Activity =>
Down to the last line, print the entries below exactly, and keep every picture out of the copy.

== Segment start ==

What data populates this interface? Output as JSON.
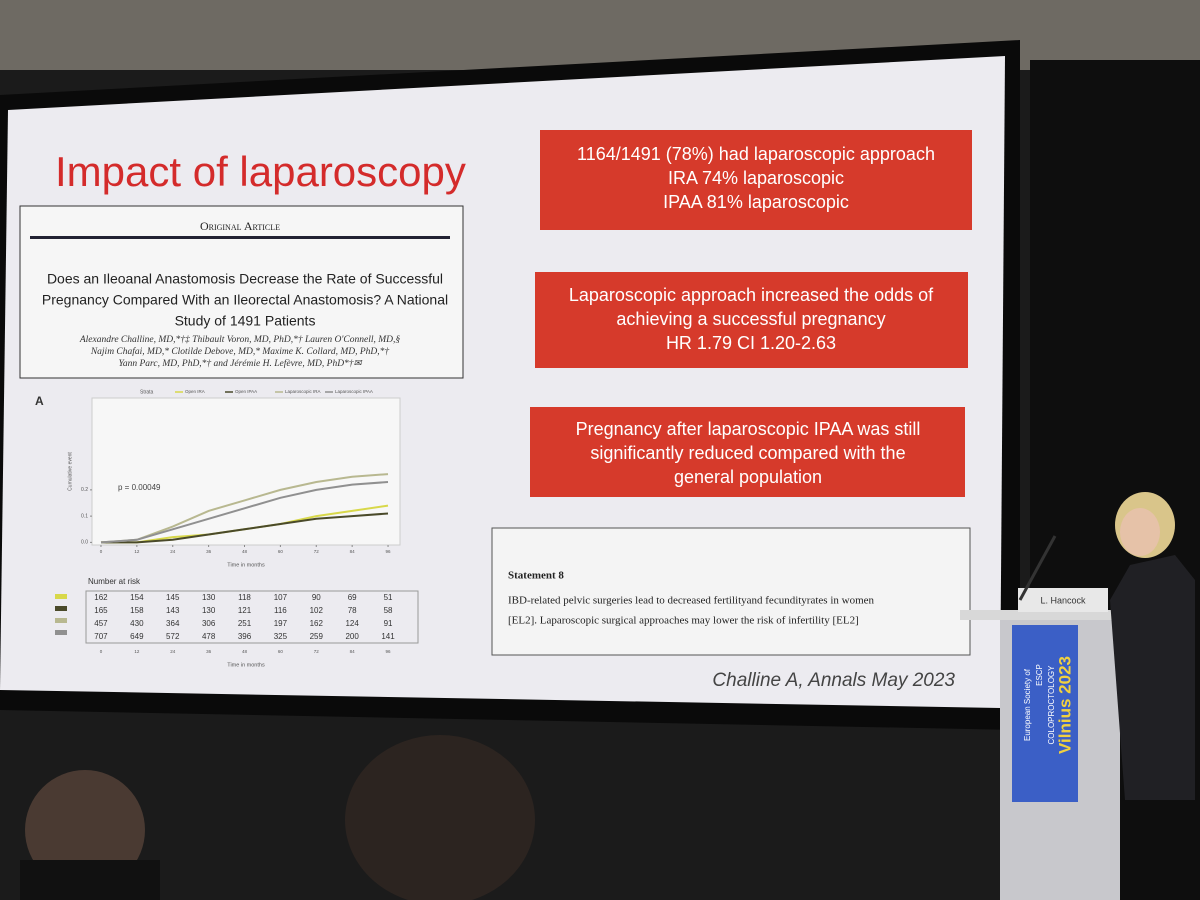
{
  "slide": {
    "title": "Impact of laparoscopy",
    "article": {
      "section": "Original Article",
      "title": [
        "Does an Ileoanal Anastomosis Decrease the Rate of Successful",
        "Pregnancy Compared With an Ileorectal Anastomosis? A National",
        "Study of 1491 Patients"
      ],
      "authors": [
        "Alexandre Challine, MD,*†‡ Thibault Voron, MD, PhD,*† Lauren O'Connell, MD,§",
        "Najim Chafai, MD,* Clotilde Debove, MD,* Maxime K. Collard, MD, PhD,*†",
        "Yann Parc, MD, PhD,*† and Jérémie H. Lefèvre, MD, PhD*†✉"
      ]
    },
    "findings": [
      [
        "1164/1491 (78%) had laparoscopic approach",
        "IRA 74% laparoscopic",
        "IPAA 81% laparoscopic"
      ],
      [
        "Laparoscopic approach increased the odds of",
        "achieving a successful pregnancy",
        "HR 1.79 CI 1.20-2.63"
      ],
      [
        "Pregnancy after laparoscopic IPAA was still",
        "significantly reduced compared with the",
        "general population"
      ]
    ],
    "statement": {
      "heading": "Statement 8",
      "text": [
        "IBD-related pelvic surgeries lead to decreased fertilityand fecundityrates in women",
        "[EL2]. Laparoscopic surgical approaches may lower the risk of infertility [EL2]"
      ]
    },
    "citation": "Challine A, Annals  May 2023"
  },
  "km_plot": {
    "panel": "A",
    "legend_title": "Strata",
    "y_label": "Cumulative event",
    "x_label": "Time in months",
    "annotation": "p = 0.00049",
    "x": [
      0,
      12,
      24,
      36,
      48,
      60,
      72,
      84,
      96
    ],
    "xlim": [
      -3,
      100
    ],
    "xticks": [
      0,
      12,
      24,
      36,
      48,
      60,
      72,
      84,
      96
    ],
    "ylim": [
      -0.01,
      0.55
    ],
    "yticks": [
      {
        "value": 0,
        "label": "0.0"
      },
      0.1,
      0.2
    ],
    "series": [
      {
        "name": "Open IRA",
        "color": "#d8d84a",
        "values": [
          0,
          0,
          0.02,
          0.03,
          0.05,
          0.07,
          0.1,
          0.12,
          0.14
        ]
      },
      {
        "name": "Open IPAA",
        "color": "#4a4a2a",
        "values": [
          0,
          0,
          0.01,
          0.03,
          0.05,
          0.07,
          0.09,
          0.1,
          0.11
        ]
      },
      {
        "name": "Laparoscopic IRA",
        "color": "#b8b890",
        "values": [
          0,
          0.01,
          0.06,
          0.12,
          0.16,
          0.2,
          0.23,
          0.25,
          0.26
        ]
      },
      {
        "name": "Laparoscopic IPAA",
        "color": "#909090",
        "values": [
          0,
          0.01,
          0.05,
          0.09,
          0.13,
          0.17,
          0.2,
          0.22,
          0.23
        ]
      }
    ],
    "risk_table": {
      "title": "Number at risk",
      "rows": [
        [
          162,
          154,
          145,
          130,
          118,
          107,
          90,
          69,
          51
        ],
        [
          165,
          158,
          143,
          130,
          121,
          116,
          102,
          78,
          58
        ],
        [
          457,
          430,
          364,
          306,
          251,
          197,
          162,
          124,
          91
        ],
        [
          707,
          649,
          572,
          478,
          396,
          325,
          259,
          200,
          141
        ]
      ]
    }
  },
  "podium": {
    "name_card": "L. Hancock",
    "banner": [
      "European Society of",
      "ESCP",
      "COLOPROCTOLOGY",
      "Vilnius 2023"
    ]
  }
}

== Segment end ==

Task answer =>
What data populates this interface? Output as JSON.
{
  "slide": {
    "title": "Impact of laparoscopy",
    "article": {
      "section": "Original Article",
      "title": [
        "Does an Ileoanal Anastomosis Decrease the Rate of Successful",
        "Pregnancy Compared With an Ileorectal Anastomosis? A National",
        "Study of 1491 Patients"
      ],
      "authors": [
        "Alexandre Challine, MD,*†‡ Thibault Voron, MD, PhD,*† Lauren O'Connell, MD,§",
        "Najim Chafai, MD,* Clotilde Debove, MD,* Maxime K. Collard, MD, PhD,*†",
        "Yann Parc, MD, PhD,*† and Jérémie H. Lefèvre, MD, PhD*†✉"
      ]
    },
    "findings": [
      [
        "1164/1491 (78%) had laparoscopic approach",
        "IRA 74% laparoscopic",
        "IPAA 81% laparoscopic"
      ],
      [
        "Laparoscopic approach increased the odds of",
        "achieving a successful pregnancy",
        "HR 1.79 CI 1.20-2.63"
      ],
      [
        "Pregnancy after laparoscopic IPAA was still",
        "significantly reduced compared with the",
        "general population"
      ]
    ],
    "statement": {
      "heading": "Statement 8",
      "text": [
        "IBD-related pelvic surgeries lead to decreased fertilityand fecundityrates in women",
        "[EL2]. Laparoscopic surgical approaches may lower the risk of infertility [EL2]"
      ]
    },
    "citation": "Challine A, Annals  May 2023"
  },
  "km_plot": {
    "panel": "A",
    "legend_title": "Strata",
    "y_label": "Cumulative event",
    "x_label": "Time in months",
    "annotation": "p = 0.00049",
    "x": [
      0,
      12,
      24,
      36,
      48,
      60,
      72,
      84,
      96
    ],
    "xlim": [
      -3,
      100
    ],
    "xticks": [
      0,
      12,
      24,
      36,
      48,
      60,
      72,
      84,
      96
    ],
    "ylim": [
      -0.01,
      0.55
    ],
    "yticks": [
      {
        "value": 0,
        "label": "0.0"
      },
      0.1,
      0.2
    ],
    "series": [
      {
        "name": "Open IRA",
        "color": "#d8d84a",
        "values": [
          0,
          0,
          0.02,
          0.03,
          0.05,
          0.07,
          0.1,
          0.12,
          0.14
        ]
      },
      {
        "name": "Open IPAA",
        "color": "#4a4a2a",
        "values": [
          0,
          0,
          0.01,
          0.03,
          0.05,
          0.07,
          0.09,
          0.1,
          0.11
        ]
      },
      {
        "name": "Laparoscopic IRA",
        "color": "#b8b890",
        "values": [
          0,
          0.01,
          0.06,
          0.12,
          0.16,
          0.2,
          0.23,
          0.25,
          0.26
        ]
      },
      {
        "name": "Laparoscopic IPAA",
        "color": "#909090",
        "values": [
          0,
          0.01,
          0.05,
          0.09,
          0.13,
          0.17,
          0.2,
          0.22,
          0.23
        ]
      }
    ],
    "risk_table": {
      "title": "Number at risk",
      "rows": [
        [
          162,
          154,
          145,
          130,
          118,
          107,
          90,
          69,
          51
        ],
        [
          165,
          158,
          143,
          130,
          121,
          116,
          102,
          78,
          58
        ],
        [
          457,
          430,
          364,
          306,
          251,
          197,
          162,
          124,
          91
        ],
        [
          707,
          649,
          572,
          478,
          396,
          325,
          259,
          200,
          141
        ]
      ]
    }
  },
  "podium": {
    "name_card": "L. Hancock",
    "banner": [
      "European Society of",
      "ESCP",
      "COLOPROCTOLOGY",
      "Vilnius 2023"
    ]
  }
}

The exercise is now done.